---------- Exercise inputs

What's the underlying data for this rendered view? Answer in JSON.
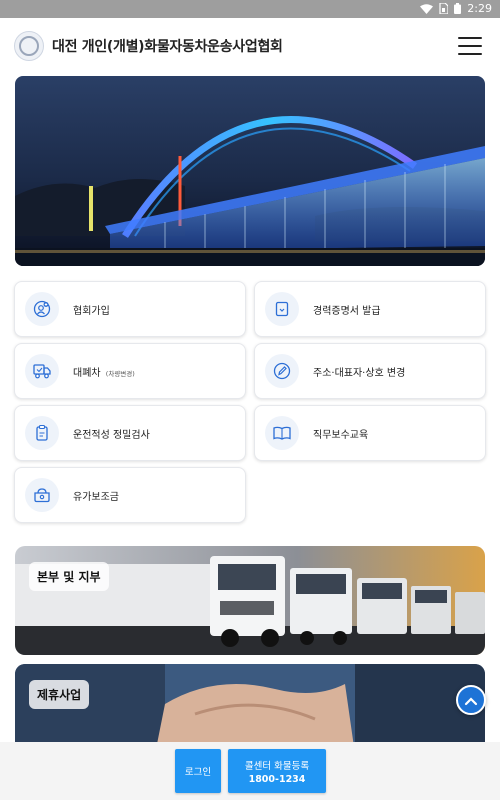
{
  "status_bar": {
    "time": "2:29",
    "icons": [
      "wifi-icon",
      "sim-icon",
      "battery-icon"
    ]
  },
  "header": {
    "title": "대전 개인(개별)화물자동차운송사업협회",
    "menu_icon": "hamburger-menu-icon"
  },
  "hero": {
    "image": "night bridge with fountain lights"
  },
  "menu": [
    {
      "label": "협회가입",
      "icon": "user-add-icon"
    },
    {
      "label": "경력증명서 발급",
      "icon": "document-icon"
    },
    {
      "label": "대폐차",
      "sub": "(차량변경)",
      "icon": "truck-icon"
    },
    {
      "label": "주소·대표자·상호 변경",
      "icon": "pencil-icon"
    },
    {
      "label": "운전적성 정밀검사",
      "icon": "clipboard-icon"
    },
    {
      "label": "직무보수교육",
      "icon": "book-icon"
    },
    {
      "label": "유가보조금",
      "icon": "fuel-subsidy-icon"
    }
  ],
  "banners": [
    {
      "label": "본부 및 지부",
      "image": "trucks"
    },
    {
      "label": "제휴사업",
      "image": "handshake"
    }
  ],
  "bottom": {
    "login_label": "로그인",
    "call_label": "콜센터 화물등록",
    "call_number": "1800-1234"
  },
  "colors": {
    "accent": "#2196f3",
    "scroll_button": "#1e73d6"
  }
}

--------------------

• **Set problem**:
Quote the entries above word for word. Leave the images out.

• **Solution to this exercise**:
What's the underlying data for this rendered view? Answer in JSON.
{
  "status_bar": {
    "time": "2:29",
    "icons": [
      "wifi-icon",
      "sim-icon",
      "battery-icon"
    ]
  },
  "header": {
    "title": "대전 개인(개별)화물자동차운송사업협회",
    "menu_icon": "hamburger-menu-icon"
  },
  "hero": {
    "image": "night bridge with fountain lights"
  },
  "menu": [
    {
      "label": "협회가입",
      "icon": "user-add-icon"
    },
    {
      "label": "경력증명서 발급",
      "icon": "document-icon"
    },
    {
      "label": "대폐차",
      "sub": "(차량변경)",
      "icon": "truck-icon"
    },
    {
      "label": "주소·대표자·상호 변경",
      "icon": "pencil-icon"
    },
    {
      "label": "운전적성 정밀검사",
      "icon": "clipboard-icon"
    },
    {
      "label": "직무보수교육",
      "icon": "book-icon"
    },
    {
      "label": "유가보조금",
      "icon": "fuel-subsidy-icon"
    }
  ],
  "banners": [
    {
      "label": "본부 및 지부",
      "image": "trucks"
    },
    {
      "label": "제휴사업",
      "image": "handshake"
    }
  ],
  "bottom": {
    "login_label": "로그인",
    "call_label": "콜센터 화물등록",
    "call_number": "1800-1234"
  },
  "colors": {
    "accent": "#2196f3",
    "scroll_button": "#1e73d6"
  }
}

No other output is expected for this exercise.